** START DATA LISTING **

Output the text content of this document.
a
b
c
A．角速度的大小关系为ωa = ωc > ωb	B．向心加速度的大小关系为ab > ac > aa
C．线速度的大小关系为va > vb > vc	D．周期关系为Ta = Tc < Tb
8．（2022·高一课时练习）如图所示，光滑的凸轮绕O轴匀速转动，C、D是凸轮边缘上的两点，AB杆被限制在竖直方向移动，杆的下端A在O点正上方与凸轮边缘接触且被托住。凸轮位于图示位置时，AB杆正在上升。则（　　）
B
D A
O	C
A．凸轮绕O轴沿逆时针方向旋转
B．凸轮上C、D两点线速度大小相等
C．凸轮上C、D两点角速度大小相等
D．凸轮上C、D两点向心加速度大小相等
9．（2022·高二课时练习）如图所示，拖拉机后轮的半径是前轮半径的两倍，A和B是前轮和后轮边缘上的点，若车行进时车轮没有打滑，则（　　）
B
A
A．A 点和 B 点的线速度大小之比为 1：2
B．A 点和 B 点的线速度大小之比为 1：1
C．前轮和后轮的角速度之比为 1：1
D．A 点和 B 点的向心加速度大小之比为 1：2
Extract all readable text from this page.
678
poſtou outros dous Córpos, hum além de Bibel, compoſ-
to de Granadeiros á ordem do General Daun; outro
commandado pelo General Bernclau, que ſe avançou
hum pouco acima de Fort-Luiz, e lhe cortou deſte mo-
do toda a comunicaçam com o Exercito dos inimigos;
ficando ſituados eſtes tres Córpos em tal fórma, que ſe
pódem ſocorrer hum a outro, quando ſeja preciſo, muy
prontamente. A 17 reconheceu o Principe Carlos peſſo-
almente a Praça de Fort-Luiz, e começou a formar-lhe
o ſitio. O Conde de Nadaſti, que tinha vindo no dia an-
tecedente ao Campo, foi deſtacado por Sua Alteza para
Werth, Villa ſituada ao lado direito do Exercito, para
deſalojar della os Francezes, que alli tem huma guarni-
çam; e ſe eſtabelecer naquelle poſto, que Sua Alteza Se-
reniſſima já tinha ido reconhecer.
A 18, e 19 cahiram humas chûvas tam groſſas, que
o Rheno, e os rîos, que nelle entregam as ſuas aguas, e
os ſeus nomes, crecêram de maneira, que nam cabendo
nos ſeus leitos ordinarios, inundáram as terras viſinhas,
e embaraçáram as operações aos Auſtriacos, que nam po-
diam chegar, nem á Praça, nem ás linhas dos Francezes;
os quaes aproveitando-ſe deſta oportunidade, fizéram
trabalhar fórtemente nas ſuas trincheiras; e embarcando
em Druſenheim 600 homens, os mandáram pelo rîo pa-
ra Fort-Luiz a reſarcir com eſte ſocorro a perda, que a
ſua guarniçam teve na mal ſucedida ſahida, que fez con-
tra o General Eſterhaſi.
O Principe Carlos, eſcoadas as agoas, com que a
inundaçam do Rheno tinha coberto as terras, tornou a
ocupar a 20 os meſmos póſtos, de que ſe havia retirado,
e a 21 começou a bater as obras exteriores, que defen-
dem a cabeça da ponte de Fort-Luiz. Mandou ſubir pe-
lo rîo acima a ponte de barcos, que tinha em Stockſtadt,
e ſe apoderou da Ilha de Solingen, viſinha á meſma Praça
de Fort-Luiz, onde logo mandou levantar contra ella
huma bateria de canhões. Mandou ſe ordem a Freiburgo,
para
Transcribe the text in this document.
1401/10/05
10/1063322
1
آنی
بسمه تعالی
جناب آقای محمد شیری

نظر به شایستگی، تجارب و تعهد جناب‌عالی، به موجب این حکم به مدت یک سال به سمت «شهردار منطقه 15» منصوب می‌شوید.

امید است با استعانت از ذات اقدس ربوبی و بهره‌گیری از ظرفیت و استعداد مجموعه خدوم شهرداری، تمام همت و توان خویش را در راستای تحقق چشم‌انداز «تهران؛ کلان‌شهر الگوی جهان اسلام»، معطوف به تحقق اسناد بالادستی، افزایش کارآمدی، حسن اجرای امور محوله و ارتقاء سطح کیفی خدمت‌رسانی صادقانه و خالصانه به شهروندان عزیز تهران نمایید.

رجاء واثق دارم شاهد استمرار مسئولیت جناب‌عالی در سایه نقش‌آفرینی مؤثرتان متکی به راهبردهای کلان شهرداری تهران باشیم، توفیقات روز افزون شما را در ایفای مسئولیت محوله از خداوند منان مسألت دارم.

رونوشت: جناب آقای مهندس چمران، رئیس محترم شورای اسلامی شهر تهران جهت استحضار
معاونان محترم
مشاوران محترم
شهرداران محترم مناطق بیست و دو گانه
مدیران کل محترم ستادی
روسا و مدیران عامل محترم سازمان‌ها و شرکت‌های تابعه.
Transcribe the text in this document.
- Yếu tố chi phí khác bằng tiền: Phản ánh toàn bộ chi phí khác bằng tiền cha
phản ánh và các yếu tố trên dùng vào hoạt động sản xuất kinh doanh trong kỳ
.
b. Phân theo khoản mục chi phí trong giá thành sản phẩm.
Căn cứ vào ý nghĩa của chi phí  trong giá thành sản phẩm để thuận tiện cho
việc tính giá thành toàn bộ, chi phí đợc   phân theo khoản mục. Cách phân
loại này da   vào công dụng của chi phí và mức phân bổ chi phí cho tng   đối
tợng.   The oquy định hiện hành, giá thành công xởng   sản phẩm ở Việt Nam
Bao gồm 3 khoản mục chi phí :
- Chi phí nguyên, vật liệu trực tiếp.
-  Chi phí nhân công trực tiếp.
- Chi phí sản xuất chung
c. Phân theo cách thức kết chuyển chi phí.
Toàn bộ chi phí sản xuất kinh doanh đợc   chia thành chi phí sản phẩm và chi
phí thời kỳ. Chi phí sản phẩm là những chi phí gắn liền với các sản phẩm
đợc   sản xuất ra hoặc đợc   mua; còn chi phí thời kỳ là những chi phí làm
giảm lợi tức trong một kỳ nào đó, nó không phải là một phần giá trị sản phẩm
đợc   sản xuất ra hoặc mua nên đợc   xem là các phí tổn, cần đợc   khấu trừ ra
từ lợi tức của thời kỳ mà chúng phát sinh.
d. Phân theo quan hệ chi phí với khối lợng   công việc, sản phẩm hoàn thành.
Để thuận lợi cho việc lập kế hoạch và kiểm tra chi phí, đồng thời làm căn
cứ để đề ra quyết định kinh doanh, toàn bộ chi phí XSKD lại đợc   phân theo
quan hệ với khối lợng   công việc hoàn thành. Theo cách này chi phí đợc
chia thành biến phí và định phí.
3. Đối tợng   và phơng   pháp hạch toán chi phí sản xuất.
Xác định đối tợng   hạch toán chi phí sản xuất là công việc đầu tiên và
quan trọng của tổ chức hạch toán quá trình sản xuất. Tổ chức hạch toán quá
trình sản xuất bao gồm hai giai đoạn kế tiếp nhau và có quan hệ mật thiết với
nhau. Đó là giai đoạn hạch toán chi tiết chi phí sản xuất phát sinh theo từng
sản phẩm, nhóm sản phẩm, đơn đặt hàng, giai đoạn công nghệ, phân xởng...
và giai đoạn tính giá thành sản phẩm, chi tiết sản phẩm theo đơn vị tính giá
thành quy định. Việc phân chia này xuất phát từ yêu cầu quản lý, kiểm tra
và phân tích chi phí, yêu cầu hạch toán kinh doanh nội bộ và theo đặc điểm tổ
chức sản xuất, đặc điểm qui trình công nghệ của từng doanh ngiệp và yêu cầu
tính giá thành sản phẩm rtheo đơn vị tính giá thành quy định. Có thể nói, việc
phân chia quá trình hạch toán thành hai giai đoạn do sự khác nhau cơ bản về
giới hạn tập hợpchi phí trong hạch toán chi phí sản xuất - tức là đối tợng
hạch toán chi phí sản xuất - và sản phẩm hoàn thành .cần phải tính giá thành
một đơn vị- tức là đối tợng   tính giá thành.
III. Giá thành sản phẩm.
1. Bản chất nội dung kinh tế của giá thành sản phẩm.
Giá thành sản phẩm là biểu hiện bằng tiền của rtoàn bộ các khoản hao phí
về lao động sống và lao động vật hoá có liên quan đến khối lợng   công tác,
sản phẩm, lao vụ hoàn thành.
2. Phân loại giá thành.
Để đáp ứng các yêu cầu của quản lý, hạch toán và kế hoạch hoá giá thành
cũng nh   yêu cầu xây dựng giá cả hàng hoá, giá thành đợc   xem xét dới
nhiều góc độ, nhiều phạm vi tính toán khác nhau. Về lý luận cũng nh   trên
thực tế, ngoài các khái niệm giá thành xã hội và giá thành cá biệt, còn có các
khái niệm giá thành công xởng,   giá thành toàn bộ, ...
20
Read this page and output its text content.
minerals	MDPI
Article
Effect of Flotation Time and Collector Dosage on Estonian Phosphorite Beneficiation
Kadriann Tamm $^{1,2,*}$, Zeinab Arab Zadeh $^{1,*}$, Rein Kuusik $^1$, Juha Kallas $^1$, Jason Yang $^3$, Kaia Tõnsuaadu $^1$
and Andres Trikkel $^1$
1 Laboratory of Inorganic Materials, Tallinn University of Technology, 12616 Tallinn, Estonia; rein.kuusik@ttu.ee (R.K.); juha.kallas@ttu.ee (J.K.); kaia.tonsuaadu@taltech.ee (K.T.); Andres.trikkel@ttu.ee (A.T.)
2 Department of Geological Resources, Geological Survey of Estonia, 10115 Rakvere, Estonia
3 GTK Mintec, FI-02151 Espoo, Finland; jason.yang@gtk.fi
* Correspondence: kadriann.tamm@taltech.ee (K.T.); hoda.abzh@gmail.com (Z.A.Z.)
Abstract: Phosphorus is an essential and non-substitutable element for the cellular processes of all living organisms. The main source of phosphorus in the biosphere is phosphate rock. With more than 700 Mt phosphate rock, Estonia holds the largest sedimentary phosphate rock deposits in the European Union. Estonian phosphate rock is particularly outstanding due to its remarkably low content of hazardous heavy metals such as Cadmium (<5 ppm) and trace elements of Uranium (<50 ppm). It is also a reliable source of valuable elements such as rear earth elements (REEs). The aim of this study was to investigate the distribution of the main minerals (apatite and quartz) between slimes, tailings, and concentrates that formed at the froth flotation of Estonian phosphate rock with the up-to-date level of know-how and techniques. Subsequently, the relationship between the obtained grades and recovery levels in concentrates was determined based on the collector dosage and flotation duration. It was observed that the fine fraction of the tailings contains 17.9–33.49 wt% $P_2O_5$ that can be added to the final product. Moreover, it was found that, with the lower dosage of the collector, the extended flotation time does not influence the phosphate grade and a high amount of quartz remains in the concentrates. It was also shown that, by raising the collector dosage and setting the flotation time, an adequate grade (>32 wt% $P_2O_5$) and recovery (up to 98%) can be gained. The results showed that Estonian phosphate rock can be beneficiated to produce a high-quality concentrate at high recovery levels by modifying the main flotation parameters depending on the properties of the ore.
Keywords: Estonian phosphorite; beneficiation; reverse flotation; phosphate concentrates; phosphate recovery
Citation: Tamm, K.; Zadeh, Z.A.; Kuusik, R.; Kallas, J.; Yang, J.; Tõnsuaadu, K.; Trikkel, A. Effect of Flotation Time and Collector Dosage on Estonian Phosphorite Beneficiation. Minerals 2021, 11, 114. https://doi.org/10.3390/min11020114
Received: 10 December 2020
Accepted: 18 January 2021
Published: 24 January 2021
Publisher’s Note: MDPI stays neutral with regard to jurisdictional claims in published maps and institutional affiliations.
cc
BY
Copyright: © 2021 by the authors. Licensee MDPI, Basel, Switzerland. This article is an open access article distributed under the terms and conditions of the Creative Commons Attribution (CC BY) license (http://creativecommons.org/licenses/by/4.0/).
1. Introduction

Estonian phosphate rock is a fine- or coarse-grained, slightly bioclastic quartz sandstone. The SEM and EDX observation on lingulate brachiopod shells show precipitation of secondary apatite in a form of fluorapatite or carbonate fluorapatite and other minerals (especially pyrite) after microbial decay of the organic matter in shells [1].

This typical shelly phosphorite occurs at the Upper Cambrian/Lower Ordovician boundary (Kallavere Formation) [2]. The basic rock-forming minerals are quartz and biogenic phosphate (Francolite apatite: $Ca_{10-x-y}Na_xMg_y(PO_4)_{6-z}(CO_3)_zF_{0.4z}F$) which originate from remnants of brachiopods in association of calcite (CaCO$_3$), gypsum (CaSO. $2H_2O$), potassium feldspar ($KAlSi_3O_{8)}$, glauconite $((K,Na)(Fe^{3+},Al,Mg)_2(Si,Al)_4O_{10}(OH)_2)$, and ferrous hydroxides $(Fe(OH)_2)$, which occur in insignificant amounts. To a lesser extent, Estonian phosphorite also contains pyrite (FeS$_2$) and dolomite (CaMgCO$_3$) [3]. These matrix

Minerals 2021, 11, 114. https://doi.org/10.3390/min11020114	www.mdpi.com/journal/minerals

** END DATA LISTING **

* **INSTRUCTIONS TO FOLLOW**
Search the entries for the word "Alteza", then list each line that holds it.

* **FULL ANSWER**
tecedente ao Campo, foi deſtacado por Sua Alteza para
çam; e ſe eſtabelecer naquelle poſto, que Sua Alteza Se-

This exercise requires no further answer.